**PROBLEM DETAILS**. Rewrite the records below with every occurrence of "paragraph-text" replaced by "text-block", leaving all other text unchanged.
=-=-=-=-=
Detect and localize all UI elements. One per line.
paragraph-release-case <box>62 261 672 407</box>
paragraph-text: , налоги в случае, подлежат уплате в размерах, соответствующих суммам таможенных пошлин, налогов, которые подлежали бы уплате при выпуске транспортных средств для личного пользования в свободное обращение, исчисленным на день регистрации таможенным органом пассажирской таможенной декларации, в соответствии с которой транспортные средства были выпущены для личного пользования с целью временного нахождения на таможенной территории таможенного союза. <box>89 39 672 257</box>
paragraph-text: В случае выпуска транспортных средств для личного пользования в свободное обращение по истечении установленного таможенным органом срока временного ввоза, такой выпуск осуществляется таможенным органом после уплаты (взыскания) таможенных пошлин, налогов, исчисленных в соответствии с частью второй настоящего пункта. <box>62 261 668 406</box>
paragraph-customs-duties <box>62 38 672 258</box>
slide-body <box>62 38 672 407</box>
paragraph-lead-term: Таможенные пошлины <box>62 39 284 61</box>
=-=-=-=-=
**EXERCISE RESPONSE**.
Detect and localize all UI elements. One per line.
paragraph-release-case <box>62 261 672 407</box>
text-block: , налоги в случае, подлежат уплате в размерах, соответствующих суммам таможенных пошлин, налогов, которые подлежали бы уплате при выпуске транспортных средств для личного пользования в свободное обращение, исчисленным на день регистрации таможенным органом пассажирской таможенной декларации, в соответствии с которой транспортные средства были выпущены для личного пользования с целью временного нахождения на таможенной территории таможенного союза. <box>89 39 672 257</box>
text-block: В случае выпуска транспортных средств для личного пользования в свободное обращение по истечении установленного таможенным органом срока временного ввоза, такой выпуск осуществляется таможенным органом после уплаты (взыскания) таможенных пошлин, налогов, исчисленных в соответствии с частью второй настоящего пункта. <box>62 261 668 406</box>
paragraph-customs-duties <box>62 38 672 258</box>
slide-body <box>62 38 672 407</box>
paragraph-lead-term: Таможенные пошлины <box>62 39 284 61</box>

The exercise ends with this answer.